→ What is expected:
Copy out each line that has "JSON" in it.

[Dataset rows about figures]
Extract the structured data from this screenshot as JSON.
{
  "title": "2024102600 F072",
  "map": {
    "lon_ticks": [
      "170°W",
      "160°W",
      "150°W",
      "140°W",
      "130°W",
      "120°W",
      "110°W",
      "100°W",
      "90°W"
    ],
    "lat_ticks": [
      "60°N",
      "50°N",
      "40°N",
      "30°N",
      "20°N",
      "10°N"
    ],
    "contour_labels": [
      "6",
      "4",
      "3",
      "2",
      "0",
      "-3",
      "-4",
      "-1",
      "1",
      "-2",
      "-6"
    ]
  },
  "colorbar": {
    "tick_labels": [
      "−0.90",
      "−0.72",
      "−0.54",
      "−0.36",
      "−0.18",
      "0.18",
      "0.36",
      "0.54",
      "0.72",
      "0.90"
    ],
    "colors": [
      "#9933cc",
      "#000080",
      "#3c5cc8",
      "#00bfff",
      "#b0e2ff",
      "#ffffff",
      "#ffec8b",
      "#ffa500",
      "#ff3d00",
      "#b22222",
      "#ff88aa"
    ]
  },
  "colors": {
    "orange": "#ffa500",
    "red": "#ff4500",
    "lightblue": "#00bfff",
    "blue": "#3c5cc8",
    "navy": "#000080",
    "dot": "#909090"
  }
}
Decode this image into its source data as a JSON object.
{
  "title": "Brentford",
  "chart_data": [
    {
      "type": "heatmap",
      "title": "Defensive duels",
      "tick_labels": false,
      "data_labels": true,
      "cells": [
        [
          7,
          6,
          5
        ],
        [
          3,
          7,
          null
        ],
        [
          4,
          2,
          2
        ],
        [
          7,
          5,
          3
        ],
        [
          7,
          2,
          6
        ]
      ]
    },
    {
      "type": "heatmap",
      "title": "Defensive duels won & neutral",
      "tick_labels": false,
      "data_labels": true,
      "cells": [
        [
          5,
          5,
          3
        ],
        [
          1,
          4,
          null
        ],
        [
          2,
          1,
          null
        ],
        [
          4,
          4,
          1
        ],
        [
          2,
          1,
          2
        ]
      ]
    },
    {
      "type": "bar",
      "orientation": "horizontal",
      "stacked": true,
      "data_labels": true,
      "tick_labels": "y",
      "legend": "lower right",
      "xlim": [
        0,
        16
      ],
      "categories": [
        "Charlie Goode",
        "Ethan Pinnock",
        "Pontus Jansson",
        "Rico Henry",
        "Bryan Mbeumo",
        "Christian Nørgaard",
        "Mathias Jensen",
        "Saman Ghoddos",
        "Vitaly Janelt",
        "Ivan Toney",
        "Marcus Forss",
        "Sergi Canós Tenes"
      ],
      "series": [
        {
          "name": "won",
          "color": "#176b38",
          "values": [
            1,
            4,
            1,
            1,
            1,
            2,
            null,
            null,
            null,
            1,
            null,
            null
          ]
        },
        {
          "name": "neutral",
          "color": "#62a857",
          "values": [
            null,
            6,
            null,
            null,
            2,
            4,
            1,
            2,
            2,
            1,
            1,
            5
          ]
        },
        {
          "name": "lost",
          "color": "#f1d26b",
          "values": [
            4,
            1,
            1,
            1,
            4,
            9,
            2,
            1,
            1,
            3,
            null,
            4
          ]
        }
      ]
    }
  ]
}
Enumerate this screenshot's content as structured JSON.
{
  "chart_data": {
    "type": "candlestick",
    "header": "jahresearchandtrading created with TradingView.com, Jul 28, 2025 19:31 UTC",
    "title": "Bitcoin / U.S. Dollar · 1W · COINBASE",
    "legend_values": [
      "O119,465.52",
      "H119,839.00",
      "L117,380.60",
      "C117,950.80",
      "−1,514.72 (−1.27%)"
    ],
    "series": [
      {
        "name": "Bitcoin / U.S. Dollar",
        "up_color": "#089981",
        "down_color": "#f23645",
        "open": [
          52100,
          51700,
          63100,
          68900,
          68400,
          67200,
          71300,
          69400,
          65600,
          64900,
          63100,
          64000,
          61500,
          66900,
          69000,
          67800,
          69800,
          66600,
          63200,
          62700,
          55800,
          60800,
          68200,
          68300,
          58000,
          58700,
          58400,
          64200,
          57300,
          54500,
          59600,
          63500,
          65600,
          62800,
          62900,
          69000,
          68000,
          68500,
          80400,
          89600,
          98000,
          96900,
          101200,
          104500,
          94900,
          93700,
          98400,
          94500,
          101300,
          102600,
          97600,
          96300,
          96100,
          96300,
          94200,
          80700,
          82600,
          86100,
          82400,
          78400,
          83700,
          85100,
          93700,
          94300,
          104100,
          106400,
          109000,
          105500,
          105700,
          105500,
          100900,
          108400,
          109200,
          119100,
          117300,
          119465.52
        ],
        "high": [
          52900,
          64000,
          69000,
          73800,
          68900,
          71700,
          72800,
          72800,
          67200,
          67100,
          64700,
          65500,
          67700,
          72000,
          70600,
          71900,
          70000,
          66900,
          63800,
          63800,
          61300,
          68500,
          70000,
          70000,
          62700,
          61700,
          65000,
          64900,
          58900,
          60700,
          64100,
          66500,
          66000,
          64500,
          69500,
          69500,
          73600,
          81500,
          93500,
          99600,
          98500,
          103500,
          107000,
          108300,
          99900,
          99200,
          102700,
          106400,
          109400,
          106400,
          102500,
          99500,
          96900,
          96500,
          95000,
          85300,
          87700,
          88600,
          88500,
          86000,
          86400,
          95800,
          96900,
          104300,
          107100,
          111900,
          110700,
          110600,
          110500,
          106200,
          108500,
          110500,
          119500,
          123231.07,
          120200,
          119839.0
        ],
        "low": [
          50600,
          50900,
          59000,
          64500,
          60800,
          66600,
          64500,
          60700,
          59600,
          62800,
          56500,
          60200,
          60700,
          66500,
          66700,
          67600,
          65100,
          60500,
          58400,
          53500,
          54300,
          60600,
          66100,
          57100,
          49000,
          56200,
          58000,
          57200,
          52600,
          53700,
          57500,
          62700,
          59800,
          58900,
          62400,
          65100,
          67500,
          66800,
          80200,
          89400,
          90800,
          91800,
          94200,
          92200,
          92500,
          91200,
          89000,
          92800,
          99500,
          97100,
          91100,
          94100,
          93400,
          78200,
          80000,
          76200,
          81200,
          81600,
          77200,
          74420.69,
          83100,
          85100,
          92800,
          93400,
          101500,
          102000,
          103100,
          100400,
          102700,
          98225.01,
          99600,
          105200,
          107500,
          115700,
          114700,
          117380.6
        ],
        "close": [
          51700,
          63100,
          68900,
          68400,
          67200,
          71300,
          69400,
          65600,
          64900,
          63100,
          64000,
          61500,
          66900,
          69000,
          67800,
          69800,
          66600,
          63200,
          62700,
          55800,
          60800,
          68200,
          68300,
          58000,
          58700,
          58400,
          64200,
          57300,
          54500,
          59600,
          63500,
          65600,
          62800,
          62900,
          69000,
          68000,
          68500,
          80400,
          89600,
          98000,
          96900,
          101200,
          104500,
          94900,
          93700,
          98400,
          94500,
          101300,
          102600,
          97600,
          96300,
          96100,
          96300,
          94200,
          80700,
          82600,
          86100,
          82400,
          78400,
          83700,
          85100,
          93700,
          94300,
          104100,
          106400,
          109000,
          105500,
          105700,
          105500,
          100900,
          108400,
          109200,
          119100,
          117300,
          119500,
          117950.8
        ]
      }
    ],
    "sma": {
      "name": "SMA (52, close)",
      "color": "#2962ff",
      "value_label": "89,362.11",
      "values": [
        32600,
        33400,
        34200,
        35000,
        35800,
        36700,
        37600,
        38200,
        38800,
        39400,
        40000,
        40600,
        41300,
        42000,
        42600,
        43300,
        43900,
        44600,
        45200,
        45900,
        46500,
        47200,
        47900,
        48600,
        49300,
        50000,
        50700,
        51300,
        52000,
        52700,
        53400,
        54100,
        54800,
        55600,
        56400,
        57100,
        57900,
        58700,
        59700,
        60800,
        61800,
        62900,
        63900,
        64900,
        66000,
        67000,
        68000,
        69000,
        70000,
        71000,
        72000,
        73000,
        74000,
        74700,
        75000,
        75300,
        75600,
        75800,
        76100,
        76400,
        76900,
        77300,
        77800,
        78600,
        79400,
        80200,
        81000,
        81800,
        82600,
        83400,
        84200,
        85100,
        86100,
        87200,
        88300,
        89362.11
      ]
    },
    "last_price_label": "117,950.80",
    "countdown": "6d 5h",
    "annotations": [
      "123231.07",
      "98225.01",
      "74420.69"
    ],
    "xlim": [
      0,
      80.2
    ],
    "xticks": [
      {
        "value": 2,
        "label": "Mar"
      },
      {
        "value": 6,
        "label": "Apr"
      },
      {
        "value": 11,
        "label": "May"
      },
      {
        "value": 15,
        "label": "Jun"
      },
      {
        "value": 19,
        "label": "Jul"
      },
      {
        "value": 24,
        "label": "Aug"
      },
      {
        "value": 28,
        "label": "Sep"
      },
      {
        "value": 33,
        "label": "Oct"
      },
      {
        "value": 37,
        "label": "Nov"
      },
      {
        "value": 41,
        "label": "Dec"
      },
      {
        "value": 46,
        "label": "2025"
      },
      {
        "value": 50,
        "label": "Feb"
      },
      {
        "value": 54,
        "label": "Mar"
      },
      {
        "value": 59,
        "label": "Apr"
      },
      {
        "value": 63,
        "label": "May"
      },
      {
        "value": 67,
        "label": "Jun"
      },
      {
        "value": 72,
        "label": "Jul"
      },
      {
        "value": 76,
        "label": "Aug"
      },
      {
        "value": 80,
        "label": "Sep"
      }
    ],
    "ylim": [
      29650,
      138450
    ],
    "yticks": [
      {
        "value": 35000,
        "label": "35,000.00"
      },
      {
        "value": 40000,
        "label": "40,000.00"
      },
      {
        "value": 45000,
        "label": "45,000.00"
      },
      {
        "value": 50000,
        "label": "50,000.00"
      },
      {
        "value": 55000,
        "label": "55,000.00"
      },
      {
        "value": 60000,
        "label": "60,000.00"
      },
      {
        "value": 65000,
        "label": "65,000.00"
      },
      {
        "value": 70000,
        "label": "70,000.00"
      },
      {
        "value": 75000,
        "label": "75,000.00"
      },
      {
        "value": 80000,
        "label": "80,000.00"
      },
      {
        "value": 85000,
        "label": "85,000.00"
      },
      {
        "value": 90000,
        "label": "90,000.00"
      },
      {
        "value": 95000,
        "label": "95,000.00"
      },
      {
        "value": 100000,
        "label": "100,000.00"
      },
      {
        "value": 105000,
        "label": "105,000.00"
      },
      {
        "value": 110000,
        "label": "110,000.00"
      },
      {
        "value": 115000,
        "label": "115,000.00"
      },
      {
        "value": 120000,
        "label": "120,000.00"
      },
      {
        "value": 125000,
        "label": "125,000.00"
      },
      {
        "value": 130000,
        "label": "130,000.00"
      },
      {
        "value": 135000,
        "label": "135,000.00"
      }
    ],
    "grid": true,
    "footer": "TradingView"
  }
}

→ Completed exercise:
Extract the structured data from this screenshot as JSON.
Decode this image into its source data as a JSON object.
Enumerate this screenshot's content as structured JSON.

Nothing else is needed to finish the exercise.